▶ _Exercise task_
Reproduce every entry that follows word for word, but omit the images.

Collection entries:
:::

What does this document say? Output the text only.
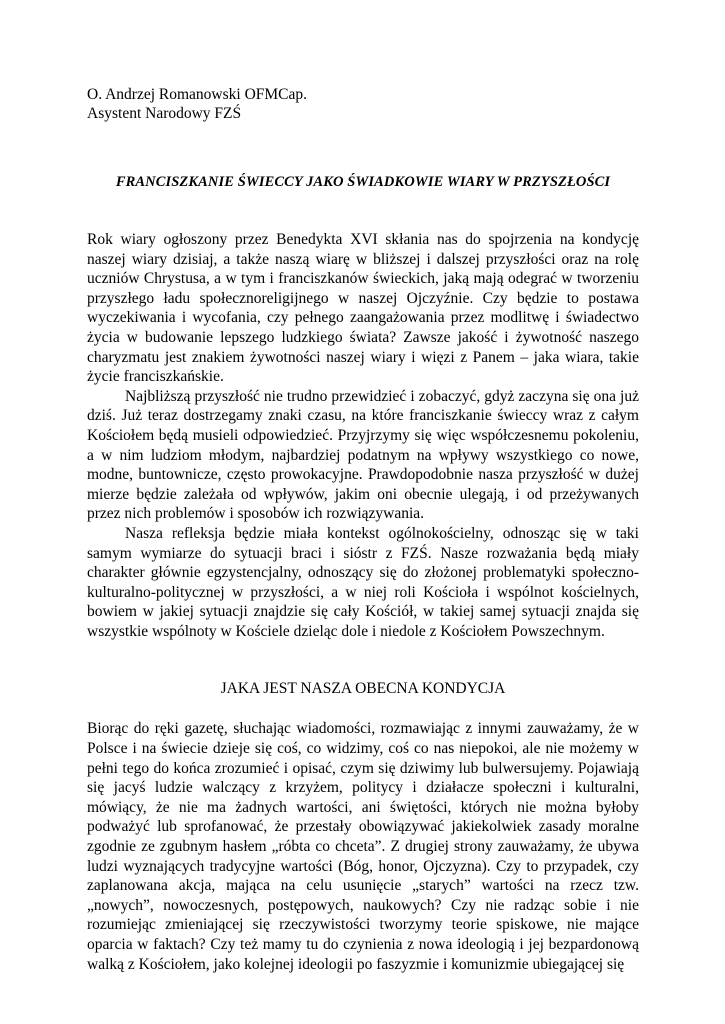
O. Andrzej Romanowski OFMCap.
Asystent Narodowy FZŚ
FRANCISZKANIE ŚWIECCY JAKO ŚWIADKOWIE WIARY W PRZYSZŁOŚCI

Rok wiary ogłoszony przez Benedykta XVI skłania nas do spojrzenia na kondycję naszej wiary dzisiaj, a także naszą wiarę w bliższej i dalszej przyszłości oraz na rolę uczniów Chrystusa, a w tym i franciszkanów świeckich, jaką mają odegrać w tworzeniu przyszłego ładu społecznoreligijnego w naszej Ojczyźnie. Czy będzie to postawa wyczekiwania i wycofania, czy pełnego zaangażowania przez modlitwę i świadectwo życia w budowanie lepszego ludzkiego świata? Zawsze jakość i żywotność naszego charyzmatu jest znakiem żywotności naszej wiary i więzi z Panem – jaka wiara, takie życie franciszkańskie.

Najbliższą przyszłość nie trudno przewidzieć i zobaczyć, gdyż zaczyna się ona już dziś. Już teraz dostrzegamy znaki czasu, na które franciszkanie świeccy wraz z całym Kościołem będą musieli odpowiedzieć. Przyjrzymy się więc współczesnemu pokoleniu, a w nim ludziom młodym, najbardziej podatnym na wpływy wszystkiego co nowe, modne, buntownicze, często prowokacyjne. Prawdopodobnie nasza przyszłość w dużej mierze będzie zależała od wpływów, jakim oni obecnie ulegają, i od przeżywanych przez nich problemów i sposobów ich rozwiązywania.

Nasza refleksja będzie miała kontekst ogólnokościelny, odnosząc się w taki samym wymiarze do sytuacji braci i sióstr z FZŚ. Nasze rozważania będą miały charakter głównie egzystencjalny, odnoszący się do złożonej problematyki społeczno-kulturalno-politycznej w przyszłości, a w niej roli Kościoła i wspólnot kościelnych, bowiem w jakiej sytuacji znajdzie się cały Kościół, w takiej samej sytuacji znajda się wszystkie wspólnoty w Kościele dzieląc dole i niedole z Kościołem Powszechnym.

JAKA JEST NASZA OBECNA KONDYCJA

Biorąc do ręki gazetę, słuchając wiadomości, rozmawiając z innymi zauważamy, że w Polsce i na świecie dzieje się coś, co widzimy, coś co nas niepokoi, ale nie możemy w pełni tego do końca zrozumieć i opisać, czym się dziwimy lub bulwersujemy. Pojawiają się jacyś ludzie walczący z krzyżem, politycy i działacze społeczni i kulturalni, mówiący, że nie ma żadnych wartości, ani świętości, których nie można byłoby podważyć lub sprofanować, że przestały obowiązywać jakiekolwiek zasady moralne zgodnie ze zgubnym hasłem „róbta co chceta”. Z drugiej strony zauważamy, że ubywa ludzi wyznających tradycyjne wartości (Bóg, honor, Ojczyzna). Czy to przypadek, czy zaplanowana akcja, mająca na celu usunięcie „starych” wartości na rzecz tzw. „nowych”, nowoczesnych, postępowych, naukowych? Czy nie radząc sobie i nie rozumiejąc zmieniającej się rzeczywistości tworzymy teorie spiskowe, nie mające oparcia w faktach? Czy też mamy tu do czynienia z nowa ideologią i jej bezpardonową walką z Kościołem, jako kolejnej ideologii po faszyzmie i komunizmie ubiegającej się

:::

▶ _Output for this task_
What does this document say? Output the text only.
O. Andrzej Romanowski OFMCap.
Asystent Narodowy FZŚ
FRANCISZKANIE ŚWIECCY JAKO ŚWIADKOWIE WIARY W PRZYSZŁOŚCI

Rok wiary ogłoszony przez Benedykta XVI skłania nas do spojrzenia na kondycję naszej wiary dzisiaj, a także naszą wiarę w bliższej i dalszej przyszłości oraz na rolę uczniów Chrystusa, a w tym i franciszkanów świeckich, jaką mają odegrać w tworzeniu przyszłego ładu społecznoreligijnego w naszej Ojczyźnie. Czy będzie to postawa wyczekiwania i wycofania, czy pełnego zaangażowania przez modlitwę i świadectwo życia w budowanie lepszego ludzkiego świata? Zawsze jakość i żywotność naszego charyzmatu jest znakiem żywotności naszej wiary i więzi z Panem – jaka wiara, takie życie franciszkańskie.

Najbliższą przyszłość nie trudno przewidzieć i zobaczyć, gdyż zaczyna się ona już dziś. Już teraz dostrzegamy znaki czasu, na które franciszkanie świeccy wraz z całym Kościołem będą musieli odpowiedzieć. Przyjrzymy się więc współczesnemu pokoleniu, a w nim ludziom młodym, najbardziej podatnym na wpływy wszystkiego co nowe, modne, buntownicze, często prowokacyjne. Prawdopodobnie nasza przyszłość w dużej mierze będzie zależała od wpływów, jakim oni obecnie ulegają, i od przeżywanych przez nich problemów i sposobów ich rozwiązywania.

Nasza refleksja będzie miała kontekst ogólnokościelny, odnosząc się w taki samym wymiarze do sytuacji braci i sióstr z FZŚ. Nasze rozważania będą miały charakter głównie egzystencjalny, odnoszący się do złożonej problematyki społeczno-kulturalno-politycznej w przyszłości, a w niej roli Kościoła i wspólnot kościelnych, bowiem w jakiej sytuacji znajdzie się cały Kościół, w takiej samej sytuacji znajda się wszystkie wspólnoty w Kościele dzieląc dole i niedole z Kościołem Powszechnym.

JAKA JEST NASZA OBECNA KONDYCJA

Biorąc do ręki gazetę, słuchając wiadomości, rozmawiając z innymi zauważamy, że w Polsce i na świecie dzieje się coś, co widzimy, coś co nas niepokoi, ale nie możemy w pełni tego do końca zrozumieć i opisać, czym się dziwimy lub bulwersujemy. Pojawiają się jacyś ludzie walczący z krzyżem, politycy i działacze społeczni i kulturalni, mówiący, że nie ma żadnych wartości, ani świętości, których nie można byłoby podważyć lub sprofanować, że przestały obowiązywać jakiekolwiek zasady moralne zgodnie ze zgubnym hasłem „róbta co chceta”. Z drugiej strony zauważamy, że ubywa ludzi wyznających tradycyjne wartości (Bóg, honor, Ojczyzna). Czy to przypadek, czy zaplanowana akcja, mająca na celu usunięcie „starych” wartości na rzecz tzw. „nowych”, nowoczesnych, postępowych, naukowych? Czy nie radząc sobie i nie rozumiejąc zmieniającej się rzeczywistości tworzymy teorie spiskowe, nie mające oparcia w faktach? Czy też mamy tu do czynienia z nowa ideologią i jej bezpardonową walką z Kościołem, jako kolejnej ideologii po faszyzmie i komunizmie ubiegającej się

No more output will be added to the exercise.